-------- Dataset extract --------

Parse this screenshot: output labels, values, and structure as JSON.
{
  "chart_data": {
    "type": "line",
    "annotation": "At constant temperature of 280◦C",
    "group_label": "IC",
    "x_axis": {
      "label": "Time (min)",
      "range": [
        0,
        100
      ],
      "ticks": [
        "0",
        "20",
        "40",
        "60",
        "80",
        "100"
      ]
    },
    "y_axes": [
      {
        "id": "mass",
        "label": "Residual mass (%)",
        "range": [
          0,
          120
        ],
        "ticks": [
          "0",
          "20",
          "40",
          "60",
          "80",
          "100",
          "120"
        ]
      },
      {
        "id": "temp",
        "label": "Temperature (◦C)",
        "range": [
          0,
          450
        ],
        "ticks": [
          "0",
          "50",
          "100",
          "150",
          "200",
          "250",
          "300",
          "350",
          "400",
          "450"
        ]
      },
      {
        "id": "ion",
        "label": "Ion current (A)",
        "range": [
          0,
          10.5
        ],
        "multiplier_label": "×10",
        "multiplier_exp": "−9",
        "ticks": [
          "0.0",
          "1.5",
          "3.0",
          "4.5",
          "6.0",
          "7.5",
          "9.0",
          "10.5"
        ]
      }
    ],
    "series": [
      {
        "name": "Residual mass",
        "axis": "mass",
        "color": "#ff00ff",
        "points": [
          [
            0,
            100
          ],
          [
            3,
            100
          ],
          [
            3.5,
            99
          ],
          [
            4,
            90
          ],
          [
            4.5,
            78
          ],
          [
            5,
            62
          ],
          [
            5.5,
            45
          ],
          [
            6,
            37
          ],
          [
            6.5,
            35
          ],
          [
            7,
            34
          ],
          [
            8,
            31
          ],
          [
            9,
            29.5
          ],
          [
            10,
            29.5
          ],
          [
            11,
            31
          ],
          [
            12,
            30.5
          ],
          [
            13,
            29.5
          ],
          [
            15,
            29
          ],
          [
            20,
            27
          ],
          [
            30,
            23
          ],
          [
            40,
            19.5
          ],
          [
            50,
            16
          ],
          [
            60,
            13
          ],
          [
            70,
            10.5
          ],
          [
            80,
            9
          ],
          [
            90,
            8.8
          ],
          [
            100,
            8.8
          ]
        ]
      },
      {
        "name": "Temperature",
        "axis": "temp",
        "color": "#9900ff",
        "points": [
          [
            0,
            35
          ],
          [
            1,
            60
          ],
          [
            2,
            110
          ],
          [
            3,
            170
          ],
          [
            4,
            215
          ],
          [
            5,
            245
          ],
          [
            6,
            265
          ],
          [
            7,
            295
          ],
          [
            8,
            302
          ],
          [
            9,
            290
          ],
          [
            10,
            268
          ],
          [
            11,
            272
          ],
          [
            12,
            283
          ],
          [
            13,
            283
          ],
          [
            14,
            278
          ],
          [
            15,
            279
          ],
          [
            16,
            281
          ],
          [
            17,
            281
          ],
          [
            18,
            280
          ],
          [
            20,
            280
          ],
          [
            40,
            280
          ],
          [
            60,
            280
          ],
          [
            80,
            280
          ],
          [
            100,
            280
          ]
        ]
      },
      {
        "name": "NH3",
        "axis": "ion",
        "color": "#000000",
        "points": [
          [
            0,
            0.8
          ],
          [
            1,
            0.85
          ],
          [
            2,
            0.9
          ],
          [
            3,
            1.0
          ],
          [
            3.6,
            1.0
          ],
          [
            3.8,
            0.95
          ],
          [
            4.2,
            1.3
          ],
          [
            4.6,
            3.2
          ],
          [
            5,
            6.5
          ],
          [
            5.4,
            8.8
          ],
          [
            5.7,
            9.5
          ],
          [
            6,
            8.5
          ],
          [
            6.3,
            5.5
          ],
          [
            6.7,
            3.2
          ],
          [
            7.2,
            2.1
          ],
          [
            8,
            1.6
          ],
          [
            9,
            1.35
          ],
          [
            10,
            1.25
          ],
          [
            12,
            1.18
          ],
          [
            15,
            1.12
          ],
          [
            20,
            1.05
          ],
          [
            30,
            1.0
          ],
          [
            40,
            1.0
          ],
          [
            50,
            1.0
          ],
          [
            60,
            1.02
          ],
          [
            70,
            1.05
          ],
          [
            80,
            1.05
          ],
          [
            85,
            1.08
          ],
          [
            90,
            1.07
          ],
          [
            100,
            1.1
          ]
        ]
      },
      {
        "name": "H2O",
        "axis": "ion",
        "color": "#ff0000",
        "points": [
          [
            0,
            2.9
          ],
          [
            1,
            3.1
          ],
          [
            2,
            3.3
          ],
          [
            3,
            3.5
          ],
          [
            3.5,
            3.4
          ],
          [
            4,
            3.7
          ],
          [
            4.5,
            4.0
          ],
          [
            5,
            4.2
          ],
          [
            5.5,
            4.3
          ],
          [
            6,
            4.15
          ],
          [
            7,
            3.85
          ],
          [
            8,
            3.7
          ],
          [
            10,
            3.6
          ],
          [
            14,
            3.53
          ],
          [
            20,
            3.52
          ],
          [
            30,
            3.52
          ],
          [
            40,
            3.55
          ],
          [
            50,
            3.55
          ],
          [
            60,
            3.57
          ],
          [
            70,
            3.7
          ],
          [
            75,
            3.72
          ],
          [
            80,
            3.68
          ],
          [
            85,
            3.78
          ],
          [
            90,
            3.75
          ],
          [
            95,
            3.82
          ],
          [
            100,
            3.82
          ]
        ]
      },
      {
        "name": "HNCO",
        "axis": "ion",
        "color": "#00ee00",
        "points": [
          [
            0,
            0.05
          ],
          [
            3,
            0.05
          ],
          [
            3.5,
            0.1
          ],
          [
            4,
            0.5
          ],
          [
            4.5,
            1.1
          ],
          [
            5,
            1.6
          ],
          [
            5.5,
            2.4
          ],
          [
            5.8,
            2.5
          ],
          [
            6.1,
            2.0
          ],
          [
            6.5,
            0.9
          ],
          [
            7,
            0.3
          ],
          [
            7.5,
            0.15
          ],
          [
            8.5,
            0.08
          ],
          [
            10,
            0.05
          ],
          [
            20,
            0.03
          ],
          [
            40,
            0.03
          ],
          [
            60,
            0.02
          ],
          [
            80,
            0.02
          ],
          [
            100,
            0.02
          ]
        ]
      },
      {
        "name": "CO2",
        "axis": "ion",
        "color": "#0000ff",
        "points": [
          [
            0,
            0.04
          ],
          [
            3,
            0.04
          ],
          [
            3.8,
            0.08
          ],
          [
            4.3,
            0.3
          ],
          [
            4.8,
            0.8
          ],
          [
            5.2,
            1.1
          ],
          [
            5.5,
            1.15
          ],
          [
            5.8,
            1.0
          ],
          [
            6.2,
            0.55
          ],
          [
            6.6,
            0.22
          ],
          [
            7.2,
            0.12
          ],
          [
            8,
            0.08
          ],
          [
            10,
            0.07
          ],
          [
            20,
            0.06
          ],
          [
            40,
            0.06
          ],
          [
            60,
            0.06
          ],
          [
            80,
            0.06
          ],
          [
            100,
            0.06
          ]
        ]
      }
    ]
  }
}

--------

Go through the records and copy each line with "mass" in it.

        "id": "mass",
        "label": "Residual mass (%)",
        "name": "Residual mass",
        "axis": "mass",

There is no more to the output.